● **TASK OBJECTIVE**
Write the material out again in full, word for word. Do not include the pictures.

[start TASK MATERIAL]

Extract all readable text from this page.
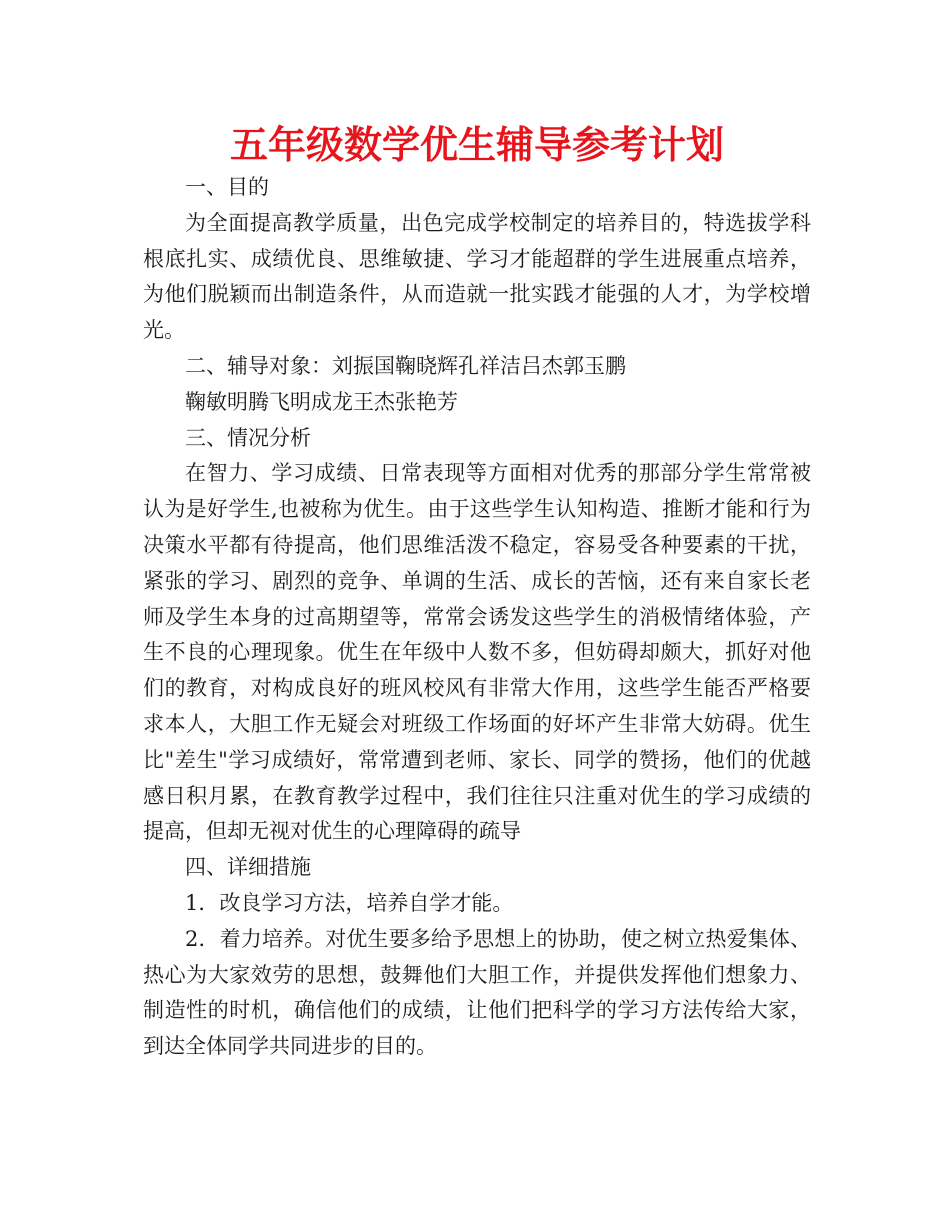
五年级数学优生辅导参考计划

一、目的

为全面提高教学质量，出色完成学校制定的培养目的，特选拔学科根底扎实、成绩优良、思维敏捷、学习才能超群的学生进展重点培养，为他们脱颖而出制造条件，从而造就一批实践才能强的人才，为学校增光。

二、辅导对象：刘振国鞠晓辉孔祥洁吕杰郭玉鹏

鞠敏明腾飞明成龙王杰张艳芳

三、情况分析

在智力、学习成绩、日常表现等方面相对优秀的那部分学生常常被认为是好学生,也被称为优生。由于这些学生认知构造、推断才能和行为决策水平都有待提高，他们思维活泼不稳定，容易受各种要素的干扰，紧张的学习、剧烈的竞争、单调的生活、成长的苦恼，还有来自家长老师及学生本身的过高期望等，常常会诱发这些学生的消极情绪体验，产生不良的心理现象。优生在年级中人数不多，但妨碍却颇大，抓好对他们的教育，对构成良好的班风校风有非常大作用，这些学生能否严格要求本人，大胆工作无疑会对班级工作场面的好坏产生非常大妨碍。优生比"差生"学习成绩好，常常遭到老师、家长、同学的赞扬，他们的优越感日积月累，在教育教学过程中，我们往往只注重对优生的学习成绩的提高，但却无视对优生的心理障碍的疏导

四、详细措施

1．改良学习方法，培养自学才能。

2．着力培养。对优生要多给予思想上的协助，使之树立热爱集体、热心为大家效劳的思想，鼓舞他们大胆工作，并提供发挥他们想象力、制造性的时机，确信他们的成绩，让他们把科学的学习方法传给大家，到达全体同学共同进步的目的。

[end TASK MATERIAL]

● **COMPLETED TASK**
Extract all readable text from this page.
五年级数学优生辅导参考计划

一、目的

为全面提高教学质量，出色完成学校制定的培养目的，特选拔学科根底扎实、成绩优良、思维敏捷、学习才能超群的学生进展重点培养，为他们脱颖而出制造条件，从而造就一批实践才能强的人才，为学校增光。

二、辅导对象：刘振国鞠晓辉孔祥洁吕杰郭玉鹏

鞠敏明腾飞明成龙王杰张艳芳

三、情况分析

在智力、学习成绩、日常表现等方面相对优秀的那部分学生常常被认为是好学生,也被称为优生。由于这些学生认知构造、推断才能和行为决策水平都有待提高，他们思维活泼不稳定，容易受各种要素的干扰，紧张的学习、剧烈的竞争、单调的生活、成长的苦恼，还有来自家长老师及学生本身的过高期望等，常常会诱发这些学生的消极情绪体验，产生不良的心理现象。优生在年级中人数不多，但妨碍却颇大，抓好对他们的教育，对构成良好的班风校风有非常大作用，这些学生能否严格要求本人，大胆工作无疑会对班级工作场面的好坏产生非常大妨碍。优生比"差生"学习成绩好，常常遭到老师、家长、同学的赞扬，他们的优越感日积月累，在教育教学过程中，我们往往只注重对优生的学习成绩的提高，但却无视对优生的心理障碍的疏导

四、详细措施

1．改良学习方法，培养自学才能。

2．着力培养。对优生要多给予思想上的协助，使之树立热爱集体、热心为大家效劳的思想，鼓舞他们大胆工作，并提供发挥他们想象力、制造性的时机，确信他们的成绩，让他们把科学的学习方法传给大家，到达全体同学共同进步的目的。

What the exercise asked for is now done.